## Seite
● ● ● ●

Sammlung der Entscheidungen des Schweizerischen Bundesgerichts
Collection des arrêts du Tribunal fédéral suisse
Raccolta delle decisioni del Tribunale federale svizzero

BGE 96 III 83



96 III 83

14. Entscheid vom 9. Oktober 1970 i.S. Spar- und Leihkasse Schmerikon in
Liq. und Oettli. Regeste

    Verwertung eines Grundstücks im Konkurs vor Erledigung der Prozesse
über die Kollokation von Grundpfandforderungen (Art. 128 Abs. 2
VZG). Voraussetzungen, unter denen die Aufsichtsbehörde eine solche
vorzeitige Verwertung bewilligen darf. Prüfungsbefugnis des Bundesgerichts.
Fall, dass der auf dem Grundstück geführte Geschäftsbetrieb mangels
Deckung der Grundpfandzinsen durch das Betriebsergebnis vor der Verwertung
geschlossen werden müsste, wenn mit der Verwertung bis zur Erledigung
der Kollokationsprozesse zugewartet würde. Einfluss der Verwertung auf
den Zinsenlauf.

Sachverhalt

    In dem am 1. Dezember 1969 eröffneten Konkurse über die Hobet AG in
Herisau bewilligte die kantonale Aufsichtsbehörde am 11. September 1970
auf Gesuch des Konkursverwalters in Anwendung von Art. 128 Abs. 2 VZG
die vorzeitige Verwertung der im Eigentum der Gemeinschuldnerin stehenden
Liegenschaft Bad Horn in Horn TG.

    Die Spar- und Leihkasse Schmerikon in Liq. und Willy Oettli, über
deren Grundpfandforderungen im 7. und 10. bezw. 8., 9., 11. und 13. Rang
Kollokationsprozesse schweben, haben diesen Entscheid an das Bundesgericht
weitergezogen mit dem Antrag, er sei aufzuheben.

    Die Schuldbetreibungs- und Konkurskammer weist die Rekurse ab.

Auszug aus den Erwägungen:

                           Erwägungen:

Erwägung 1

    1.- Werden an einem im Konkurs zu verwertenden Grundstück
Pfandrechte oder andere beschränkte dingliche Rechte geltend gemacht,
so darf die Verwertung nach Art. 128 Abs. 1 VZG selbst im Falle der
Dringlichkeit erst stattfinden, nachdem das Kollokationsverfahren über
diese Rechte durchgeführt ist und allfällige Kollokationsprozesse erledigt
sind. Ausnahmsweise können nach Art. 128 Abs. 2 VZG die Aufsichtsbehörden
die Versteigerung schon vorher bewilligen, wenn keine berechtigten
Interessen verletzt werden.

● ● ● ●

## Zu lösende Aufgaben
[A] Beantworten Sie bitte anhand des Gerichtsentscheids diese Fragen:
(i) An welchem Tag wurde der Konkurs über die Hobet AG eröffnet?
(ii) Welche Liegenschaft sollte vorzeitig verwertet werden?
(iii) Wie entschied die Schuldbetreibungs- und Konkurskammer über die Rekurse?
[B] Erklären Sie nach dem Gerichtsentscheid, wann die Verwertung eines Grundstücks im Konkurs grundsätzlich stattfinden darf und unter welcher Voraussetzung die Aufsichtsbehörden sie früher bewilligen können.
[C] Führen Sie den Gerichtsentscheid über die vorzeitige Verwertung im Konkurs nach seinem letzten Satz weiter.
Die Zeilen spielen hierfür keine Rolle.

## Datenteil
● ● ● ●

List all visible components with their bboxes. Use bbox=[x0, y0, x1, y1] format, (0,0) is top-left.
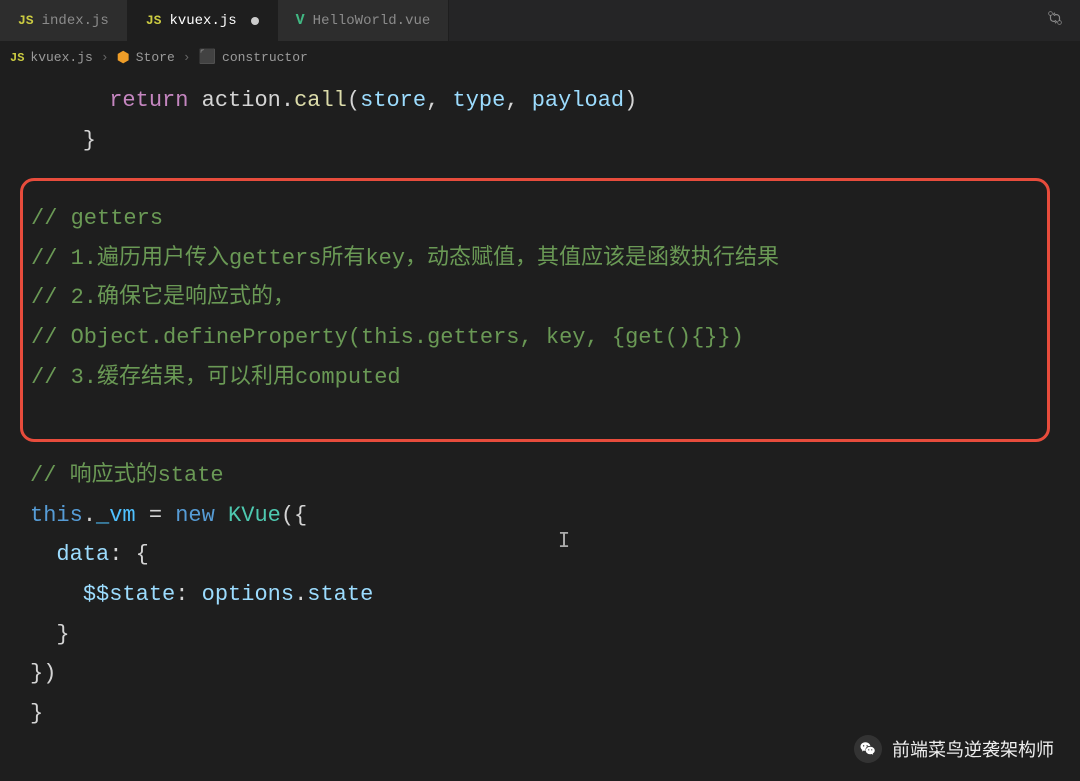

● ● ● ●

## Aufgabenlösungen
[A]
(i) Am 1. Dezember 1969.
(ii) Die Liegenschaft Bad Horn in Horn TG.
(iii) Sie wies die Rekurse ab.

[B] Werden an dem Grundstück Pfandrechte oder andere beschränkte dingliche Rechte geltend gemacht, darf die Verwertung nach Art. 128 Abs. 1 VZG selbst bei Dringlichkeit erst stattfinden, wenn das Kollokationsverfahren über diese Rechte durchgeführt ist und allfällige Kollokationsprozesse erledigt sind. Nach Art. 128 Abs. 2 VZG können die Aufsichtsbehörden die Versteigerung ausnahmsweise schon vorher bewilligen, wenn keine berechtigten Interessen verletzt werden.

[C]
    Ein Ausnahmefall im Sinne von Art. 128 Abs. 2 VZG ist nach der
Rechtsprechung des Bundesgerichts namentlich dann gegeben, wenn ganz
besondere Umstände eine unverzügliche Verwertung fordern, die Verwertung
als "überdringlich" erscheinen lassen (BGE 72 III 29, 75 III 102, 78
III 79, 80 III 80, 88 III 25 E. 2, 37 E. 4). Ist diese Voraussetzung
erfüllt, so können nur besonders wichtige Interessen die Verweigerung
der Bewilligung zur vorzeitigen Verwertung rechtfertigen. Der Entscheid
darüber, ob die vorzeitige Verwertung nach diesen Grundsätzen im einzelnen
Falle gerechtfertigt sei, liegt weitgehend im Ermessen der kantonalen
Aufsichtsbehörden. Das Bundesgericht kann in diesem Punkte nur eingreifen,
wenn die kantonalen Behörden die erwähnten Grundsätze verkannt oder bei
ihrer Anwendung das ihnen zustehende Ermessen überschritten haben (BGE
88 III 25 mit Hinweisen).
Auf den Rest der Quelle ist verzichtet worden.